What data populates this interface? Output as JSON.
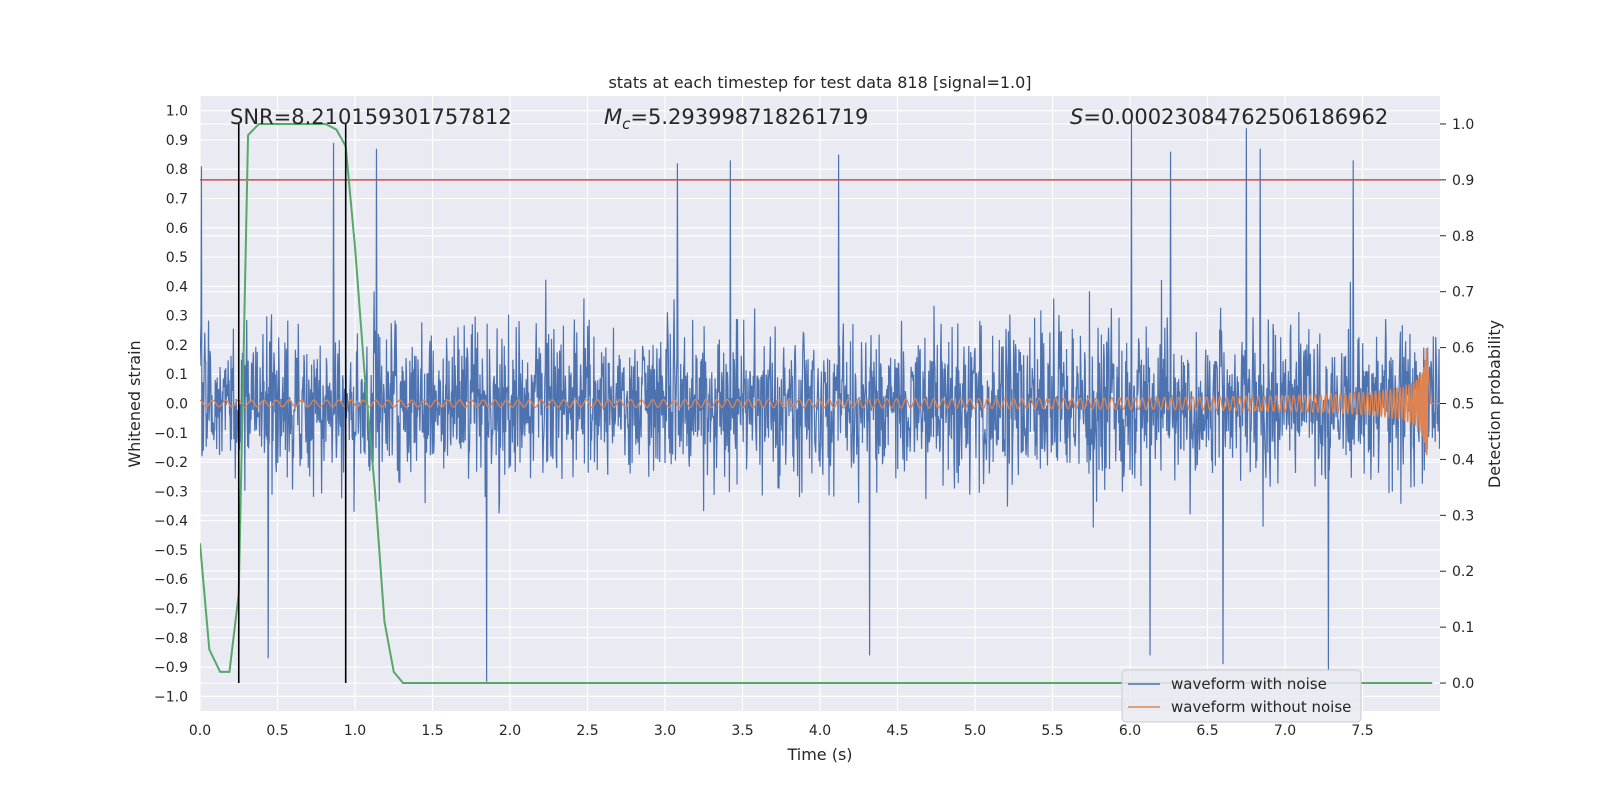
{
  "chart_data": {
    "type": "line",
    "title": "stats at each timestep for test data 818 [signal=1.0]",
    "xlabel": "Time (s)",
    "ylabel_left": "Whitened strain",
    "ylabel_right": "Detection probability",
    "xlim": [
      0.0,
      8.0
    ],
    "ylim_left": [
      -1.05,
      1.05
    ],
    "ylim_right": [
      -0.05,
      1.05
    ],
    "x_ticks": [
      "0.0",
      "0.5",
      "1.0",
      "1.5",
      "2.0",
      "2.5",
      "3.0",
      "3.5",
      "4.0",
      "4.5",
      "5.0",
      "5.5",
      "6.0",
      "6.5",
      "7.0",
      "7.5"
    ],
    "y_ticks_left": [
      "1.0",
      "0.9",
      "0.8",
      "0.7",
      "0.6",
      "0.5",
      "0.4",
      "0.3",
      "0.2",
      "0.1",
      "0.0",
      "−0.1",
      "−0.2",
      "−0.3",
      "−0.4",
      "−0.5",
      "−0.6",
      "−0.7",
      "−0.8",
      "−0.9",
      "−1.0"
    ],
    "y_ticks_right": [
      "1.0",
      "0.9",
      "0.8",
      "0.7",
      "0.6",
      "0.5",
      "0.4",
      "0.3",
      "0.2",
      "0.1",
      "0.0"
    ],
    "annotations": {
      "snr": "SNR=8.210159301757812",
      "mc_symbol": "M",
      "mc_sub": "c",
      "mc_value": "=5.293998718261719",
      "s_symbol": "S",
      "s_value": "=0.00023084762506186962"
    },
    "legend": {
      "noise": "waveform with noise",
      "clean": "waveform without noise"
    },
    "threshold_probability": 0.9,
    "window_lines_x": [
      0.25,
      0.94
    ],
    "noise_series": {
      "name": "waveform with noise",
      "color": "#4c72b0",
      "duration_s": 8.0,
      "typical_amplitude": 0.3,
      "notable_peaks": [
        [
          0.01,
          0.81
        ],
        [
          0.86,
          0.89
        ],
        [
          1.14,
          0.87
        ],
        [
          3.08,
          0.82
        ],
        [
          3.42,
          0.83
        ],
        [
          4.12,
          0.85
        ],
        [
          6.01,
          1.0
        ],
        [
          6.26,
          0.86
        ],
        [
          6.75,
          0.94
        ],
        [
          6.84,
          0.87
        ],
        [
          7.44,
          0.83
        ],
        [
          1.85,
          -0.95
        ],
        [
          0.44,
          -0.87
        ],
        [
          4.32,
          -0.86
        ],
        [
          6.13,
          -0.86
        ],
        [
          6.6,
          -0.89
        ],
        [
          7.28,
          -0.91
        ]
      ]
    },
    "clean_series": {
      "name": "waveform without noise",
      "color": "#dd8452",
      "start_amplitude": 0.01,
      "peak_amplitude": 0.2,
      "merger_time_s": 7.92
    },
    "probability_series": {
      "name": "detection probability",
      "color": "#55a868",
      "x": [
        0.0,
        0.06,
        0.13,
        0.19,
        0.25,
        0.31,
        0.38,
        0.44,
        0.5,
        0.56,
        0.63,
        0.69,
        0.75,
        0.81,
        0.88,
        0.94,
        1.0,
        1.06,
        1.13,
        1.19,
        1.25,
        1.31,
        1.38,
        1.5,
        2.0,
        3.0,
        4.0,
        5.0,
        6.0,
        7.0,
        7.95
      ],
      "y": [
        0.25,
        0.06,
        0.02,
        0.02,
        0.16,
        0.98,
        1.0,
        1.0,
        1.0,
        1.0,
        1.0,
        1.0,
        1.0,
        1.0,
        0.99,
        0.96,
        0.78,
        0.56,
        0.34,
        0.11,
        0.02,
        0.0,
        0.0,
        0.0,
        0.0,
        0.0,
        0.0,
        0.0,
        0.0,
        0.0,
        0.0
      ]
    },
    "colors": {
      "background": "#eaeaf2",
      "grid": "#ffffff",
      "threshold": "#c44e52",
      "window": "#000000",
      "text": "#262626"
    }
  }
}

What to do. Without including the pictures, reproduce all entries exactly.

Correct answer.
What data populates this interface? Output as JSON.
{
  "chart_data": {
    "type": "line",
    "title": "stats at each timestep for test data 818 [signal=1.0]",
    "xlabel": "Time (s)",
    "ylabel_left": "Whitened strain",
    "ylabel_right": "Detection probability",
    "xlim": [
      0.0,
      8.0
    ],
    "ylim_left": [
      -1.05,
      1.05
    ],
    "ylim_right": [
      -0.05,
      1.05
    ],
    "x_ticks": [
      "0.0",
      "0.5",
      "1.0",
      "1.5",
      "2.0",
      "2.5",
      "3.0",
      "3.5",
      "4.0",
      "4.5",
      "5.0",
      "5.5",
      "6.0",
      "6.5",
      "7.0",
      "7.5"
    ],
    "y_ticks_left": [
      "1.0",
      "0.9",
      "0.8",
      "0.7",
      "0.6",
      "0.5",
      "0.4",
      "0.3",
      "0.2",
      "0.1",
      "0.0",
      "−0.1",
      "−0.2",
      "−0.3",
      "−0.4",
      "−0.5",
      "−0.6",
      "−0.7",
      "−0.8",
      "−0.9",
      "−1.0"
    ],
    "y_ticks_right": [
      "1.0",
      "0.9",
      "0.8",
      "0.7",
      "0.6",
      "0.5",
      "0.4",
      "0.3",
      "0.2",
      "0.1",
      "0.0"
    ],
    "annotations": {
      "snr": "SNR=8.210159301757812",
      "mc_symbol": "M",
      "mc_sub": "c",
      "mc_value": "=5.293998718261719",
      "s_symbol": "S",
      "s_value": "=0.00023084762506186962"
    },
    "legend": {
      "noise": "waveform with noise",
      "clean": "waveform without noise"
    },
    "threshold_probability": 0.9,
    "window_lines_x": [
      0.25,
      0.94
    ],
    "noise_series": {
      "name": "waveform with noise",
      "color": "#4c72b0",
      "duration_s": 8.0,
      "typical_amplitude": 0.3,
      "notable_peaks": [
        [
          0.01,
          0.81
        ],
        [
          0.86,
          0.89
        ],
        [
          1.14,
          0.87
        ],
        [
          3.08,
          0.82
        ],
        [
          3.42,
          0.83
        ],
        [
          4.12,
          0.85
        ],
        [
          6.01,
          1.0
        ],
        [
          6.26,
          0.86
        ],
        [
          6.75,
          0.94
        ],
        [
          6.84,
          0.87
        ],
        [
          7.44,
          0.83
        ],
        [
          1.85,
          -0.95
        ],
        [
          0.44,
          -0.87
        ],
        [
          4.32,
          -0.86
        ],
        [
          6.13,
          -0.86
        ],
        [
          6.6,
          -0.89
        ],
        [
          7.28,
          -0.91
        ]
      ]
    },
    "clean_series": {
      "name": "waveform without noise",
      "color": "#dd8452",
      "start_amplitude": 0.01,
      "peak_amplitude": 0.2,
      "merger_time_s": 7.92
    },
    "probability_series": {
      "name": "detection probability",
      "color": "#55a868",
      "x": [
        0.0,
        0.06,
        0.13,
        0.19,
        0.25,
        0.31,
        0.38,
        0.44,
        0.5,
        0.56,
        0.63,
        0.69,
        0.75,
        0.81,
        0.88,
        0.94,
        1.0,
        1.06,
        1.13,
        1.19,
        1.25,
        1.31,
        1.38,
        1.5,
        2.0,
        3.0,
        4.0,
        5.0,
        6.0,
        7.0,
        7.95
      ],
      "y": [
        0.25,
        0.06,
        0.02,
        0.02,
        0.16,
        0.98,
        1.0,
        1.0,
        1.0,
        1.0,
        1.0,
        1.0,
        1.0,
        1.0,
        0.99,
        0.96,
        0.78,
        0.56,
        0.34,
        0.11,
        0.02,
        0.0,
        0.0,
        0.0,
        0.0,
        0.0,
        0.0,
        0.0,
        0.0,
        0.0,
        0.0
      ]
    },
    "colors": {
      "background": "#eaeaf2",
      "grid": "#ffffff",
      "threshold": "#c44e52",
      "window": "#000000",
      "text": "#262626"
    }
  }
}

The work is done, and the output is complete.